» Your instructions
Reproduce the entire listing word for word.

Collected data entries:
________________
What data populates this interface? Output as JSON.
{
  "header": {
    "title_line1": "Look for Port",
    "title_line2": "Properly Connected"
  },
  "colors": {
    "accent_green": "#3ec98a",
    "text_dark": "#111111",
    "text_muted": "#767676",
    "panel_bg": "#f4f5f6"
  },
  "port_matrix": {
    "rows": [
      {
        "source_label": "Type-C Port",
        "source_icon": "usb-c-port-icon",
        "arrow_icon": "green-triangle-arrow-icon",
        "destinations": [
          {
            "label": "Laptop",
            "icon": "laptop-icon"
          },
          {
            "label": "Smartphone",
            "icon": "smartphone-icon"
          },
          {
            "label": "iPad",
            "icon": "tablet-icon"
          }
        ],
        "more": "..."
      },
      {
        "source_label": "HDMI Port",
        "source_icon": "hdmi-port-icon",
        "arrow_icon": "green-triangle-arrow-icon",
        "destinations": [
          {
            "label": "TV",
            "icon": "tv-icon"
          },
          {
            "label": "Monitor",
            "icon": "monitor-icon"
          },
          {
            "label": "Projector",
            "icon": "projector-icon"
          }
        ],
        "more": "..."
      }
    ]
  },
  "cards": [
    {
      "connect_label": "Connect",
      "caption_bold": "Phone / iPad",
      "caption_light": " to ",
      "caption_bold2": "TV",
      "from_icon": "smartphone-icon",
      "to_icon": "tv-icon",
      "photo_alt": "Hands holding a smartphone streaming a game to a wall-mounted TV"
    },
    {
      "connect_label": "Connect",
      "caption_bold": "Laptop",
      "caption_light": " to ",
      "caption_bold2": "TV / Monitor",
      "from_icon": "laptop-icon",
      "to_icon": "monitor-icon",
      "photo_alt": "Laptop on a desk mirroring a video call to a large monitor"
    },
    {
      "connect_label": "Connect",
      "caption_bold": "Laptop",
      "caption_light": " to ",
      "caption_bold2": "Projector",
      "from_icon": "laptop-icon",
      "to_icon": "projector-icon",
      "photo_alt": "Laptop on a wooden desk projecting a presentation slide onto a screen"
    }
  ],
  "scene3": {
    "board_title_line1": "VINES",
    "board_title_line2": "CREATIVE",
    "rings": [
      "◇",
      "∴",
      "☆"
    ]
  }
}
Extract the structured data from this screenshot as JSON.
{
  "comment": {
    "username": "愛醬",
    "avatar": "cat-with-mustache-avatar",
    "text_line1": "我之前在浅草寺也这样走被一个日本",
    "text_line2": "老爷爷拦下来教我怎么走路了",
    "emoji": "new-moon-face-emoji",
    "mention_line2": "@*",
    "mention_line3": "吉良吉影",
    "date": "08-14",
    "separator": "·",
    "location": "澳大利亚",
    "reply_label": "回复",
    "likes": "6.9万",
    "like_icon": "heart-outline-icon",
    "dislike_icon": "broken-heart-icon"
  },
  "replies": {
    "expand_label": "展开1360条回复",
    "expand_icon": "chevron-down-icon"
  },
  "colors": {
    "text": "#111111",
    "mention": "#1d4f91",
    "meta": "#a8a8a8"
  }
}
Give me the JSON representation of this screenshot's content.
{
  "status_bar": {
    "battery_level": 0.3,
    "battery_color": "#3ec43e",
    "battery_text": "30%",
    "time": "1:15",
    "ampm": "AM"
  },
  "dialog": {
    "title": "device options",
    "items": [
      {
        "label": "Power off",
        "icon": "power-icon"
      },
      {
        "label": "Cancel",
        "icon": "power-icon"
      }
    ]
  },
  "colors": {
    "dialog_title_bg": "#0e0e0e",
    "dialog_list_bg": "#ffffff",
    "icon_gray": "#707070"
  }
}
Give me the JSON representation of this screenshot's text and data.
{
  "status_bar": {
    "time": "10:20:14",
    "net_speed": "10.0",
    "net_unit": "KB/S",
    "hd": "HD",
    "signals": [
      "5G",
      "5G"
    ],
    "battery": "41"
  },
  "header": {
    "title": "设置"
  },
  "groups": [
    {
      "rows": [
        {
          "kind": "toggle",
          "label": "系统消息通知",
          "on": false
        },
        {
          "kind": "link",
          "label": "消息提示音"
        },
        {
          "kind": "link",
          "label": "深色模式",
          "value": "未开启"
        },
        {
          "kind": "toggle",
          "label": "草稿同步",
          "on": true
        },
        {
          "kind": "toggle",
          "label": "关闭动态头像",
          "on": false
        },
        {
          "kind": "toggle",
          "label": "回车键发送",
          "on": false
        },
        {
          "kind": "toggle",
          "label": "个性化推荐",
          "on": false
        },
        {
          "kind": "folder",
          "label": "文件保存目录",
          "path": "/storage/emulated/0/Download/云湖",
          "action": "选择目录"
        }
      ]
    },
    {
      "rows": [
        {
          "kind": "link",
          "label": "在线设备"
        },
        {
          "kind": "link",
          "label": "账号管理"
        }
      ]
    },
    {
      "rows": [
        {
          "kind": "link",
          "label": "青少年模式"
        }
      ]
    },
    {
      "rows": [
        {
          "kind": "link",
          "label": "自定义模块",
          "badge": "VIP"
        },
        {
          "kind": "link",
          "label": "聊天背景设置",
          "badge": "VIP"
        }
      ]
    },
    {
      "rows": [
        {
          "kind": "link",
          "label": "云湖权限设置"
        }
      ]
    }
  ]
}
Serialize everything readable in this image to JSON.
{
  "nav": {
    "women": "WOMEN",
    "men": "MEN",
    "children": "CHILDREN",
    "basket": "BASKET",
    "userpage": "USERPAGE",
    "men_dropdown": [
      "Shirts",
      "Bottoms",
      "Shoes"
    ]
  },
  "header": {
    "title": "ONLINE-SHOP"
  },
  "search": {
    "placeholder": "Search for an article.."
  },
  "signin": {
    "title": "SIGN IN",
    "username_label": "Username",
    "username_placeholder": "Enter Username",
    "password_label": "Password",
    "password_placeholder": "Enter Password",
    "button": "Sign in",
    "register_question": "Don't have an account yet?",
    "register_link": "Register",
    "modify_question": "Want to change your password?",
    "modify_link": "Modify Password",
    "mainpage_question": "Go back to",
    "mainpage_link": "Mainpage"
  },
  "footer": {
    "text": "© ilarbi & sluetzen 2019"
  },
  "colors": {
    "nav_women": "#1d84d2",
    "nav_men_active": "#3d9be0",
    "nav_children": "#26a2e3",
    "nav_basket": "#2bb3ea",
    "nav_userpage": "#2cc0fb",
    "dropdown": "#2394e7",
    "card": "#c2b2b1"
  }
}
________________
» Completed task
What data populates this interface? Output as JSON.
{
  "header": {
    "title_line1": "Look for Port",
    "title_line2": "Properly Connected"
  },
  "colors": {
    "accent_green": "#3ec98a",
    "text_dark": "#111111",
    "text_muted": "#767676",
    "panel_bg": "#f4f5f6"
  },
  "port_matrix": {
    "rows": [
      {
        "source_label": "Type-C Port",
        "source_icon": "usb-c-port-icon",
        "arrow_icon": "green-triangle-arrow-icon",
        "destinations": [
          {
            "label": "Laptop",
            "icon": "laptop-icon"
          },
          {
            "label": "Smartphone",
            "icon": "smartphone-icon"
          },
          {
            "label": "iPad",
            "icon": "tablet-icon"
          }
        ],
        "more": "..."
      },
      {
        "source_label": "HDMI Port",
        "source_icon": "hdmi-port-icon",
        "arrow_icon": "green-triangle-arrow-icon",
        "destinations": [
          {
            "label": "TV",
            "icon": "tv-icon"
          },
          {
            "label": "Monitor",
            "icon": "monitor-icon"
          },
          {
            "label": "Projector",
            "icon": "projector-icon"
          }
        ],
        "more": "..."
      }
    ]
  },
  "cards": [
    {
      "connect_label": "Connect",
      "caption_bold": "Phone / iPad",
      "caption_light": " to ",
      "caption_bold2": "TV",
      "from_icon": "smartphone-icon",
      "to_icon": "tv-icon",
      "photo_alt": "Hands holding a smartphone streaming a game to a wall-mounted TV"
    },
    {
      "connect_label": "Connect",
      "caption_bold": "Laptop",
      "caption_light": " to ",
      "caption_bold2": "TV / Monitor",
      "from_icon": "laptop-icon",
      "to_icon": "monitor-icon",
      "photo_alt": "Laptop on a desk mirroring a video call to a large monitor"
    },
    {
      "connect_label": "Connect",
      "caption_bold": "Laptop",
      "caption_light": " to ",
      "caption_bold2": "Projector",
      "from_icon": "laptop-icon",
      "to_icon": "projector-icon",
      "photo_alt": "Laptop on a wooden desk projecting a presentation slide onto a screen"
    }
  ],
  "scene3": {
    "board_title_line1": "VINES",
    "board_title_line2": "CREATIVE",
    "rings": [
      "◇",
      "∴",
      "☆"
    ]
  }
}
Extract the structured data from this screenshot as JSON.
{
  "comment": {
    "username": "愛醬",
    "avatar": "cat-with-mustache-avatar",
    "text_line1": "我之前在浅草寺也这样走被一个日本",
    "text_line2": "老爷爷拦下来教我怎么走路了",
    "emoji": "new-moon-face-emoji",
    "mention_line2": "@*",
    "mention_line3": "吉良吉影",
    "date": "08-14",
    "separator": "·",
    "location": "澳大利亚",
    "reply_label": "回复",
    "likes": "6.9万",
    "like_icon": "heart-outline-icon",
    "dislike_icon": "broken-heart-icon"
  },
  "replies": {
    "expand_label": "展开1360条回复",
    "expand_icon": "chevron-down-icon"
  },
  "colors": {
    "text": "#111111",
    "mention": "#1d4f91",
    "meta": "#a8a8a8"
  }
}
Give me the JSON representation of this screenshot's content.
{
  "status_bar": {
    "battery_level": 0.3,
    "battery_color": "#3ec43e",
    "battery_text": "30%",
    "time": "1:15",
    "ampm": "AM"
  },
  "dialog": {
    "title": "device options",
    "items": [
      {
        "label": "Power off",
        "icon": "power-icon"
      },
      {
        "label": "Cancel",
        "icon": "power-icon"
      }
    ]
  },
  "colors": {
    "dialog_title_bg": "#0e0e0e",
    "dialog_list_bg": "#ffffff",
    "icon_gray": "#707070"
  }
}
Give me the JSON representation of this screenshot's text and data.
{
  "status_bar": {
    "time": "10:20:14",
    "net_speed": "10.0",
    "net_unit": "KB/S",
    "hd": "HD",
    "signals": [
      "5G",
      "5G"
    ],
    "battery": "41"
  },
  "header": {
    "title": "设置"
  },
  "groups": [
    {
      "rows": [
        {
          "kind": "toggle",
          "label": "系统消息通知",
          "on": false
        },
        {
          "kind": "link",
          "label": "消息提示音"
        },
        {
          "kind": "link",
          "label": "深色模式",
          "value": "未开启"
        },
        {
          "kind": "toggle",
          "label": "草稿同步",
          "on": true
        },
        {
          "kind": "toggle",
          "label": "关闭动态头像",
          "on": false
        },
        {
          "kind": "toggle",
          "label": "回车键发送",
          "on": false
        },
        {
          "kind": "toggle",
          "label": "个性化推荐",
          "on": false
        },
        {
          "kind": "folder",
          "label": "文件保存目录",
          "path": "/storage/emulated/0/Download/云湖",
          "action": "选择目录"
        }
      ]
    },
    {
      "rows": [
        {
          "kind": "link",
          "label": "在线设备"
        },
        {
          "kind": "link",
          "label": "账号管理"
        }
      ]
    },
    {
      "rows": [
        {
          "kind": "link",
          "label": "青少年模式"
        }
      ]
    },
    {
      "rows": [
        {
          "kind": "link",
          "label": "自定义模块",
          "badge": "VIP"
        },
        {
          "kind": "link",
          "label": "聊天背景设置",
          "badge": "VIP"
        }
      ]
    },
    {
      "rows": [
        {
          "kind": "link",
          "label": "云湖权限设置"
        }
      ]
    }
  ]
}
Serialize everything readable in this image to JSON.
{
  "nav": {
    "women": "WOMEN",
    "men": "MEN",
    "children": "CHILDREN",
    "basket": "BASKET",
    "userpage": "USERPAGE",
    "men_dropdown": [
      "Shirts",
      "Bottoms",
      "Shoes"
    ]
  },
  "header": {
    "title": "ONLINE-SHOP"
  },
  "search": {
    "placeholder": "Search for an article.."
  },
  "signin": {
    "title": "SIGN IN",
    "username_label": "Username",
    "username_placeholder": "Enter Username",
    "password_label": "Password",
    "password_placeholder": "Enter Password",
    "button": "Sign in",
    "register_question": "Don't have an account yet?",
    "register_link": "Register",
    "modify_question": "Want to change your password?",
    "modify_link": "Modify Password",
    "mainpage_question": "Go back to",
    "mainpage_link": "Mainpage"
  },
  "footer": {
    "text": "© ilarbi & sluetzen 2019"
  },
  "colors": {
    "nav_women": "#1d84d2",
    "nav_men_active": "#3d9be0",
    "nav_children": "#26a2e3",
    "nav_basket": "#2bb3ea",
    "nav_userpage": "#2cc0fb",
    "dropdown": "#2394e7",
    "card": "#c2b2b1"
  }
}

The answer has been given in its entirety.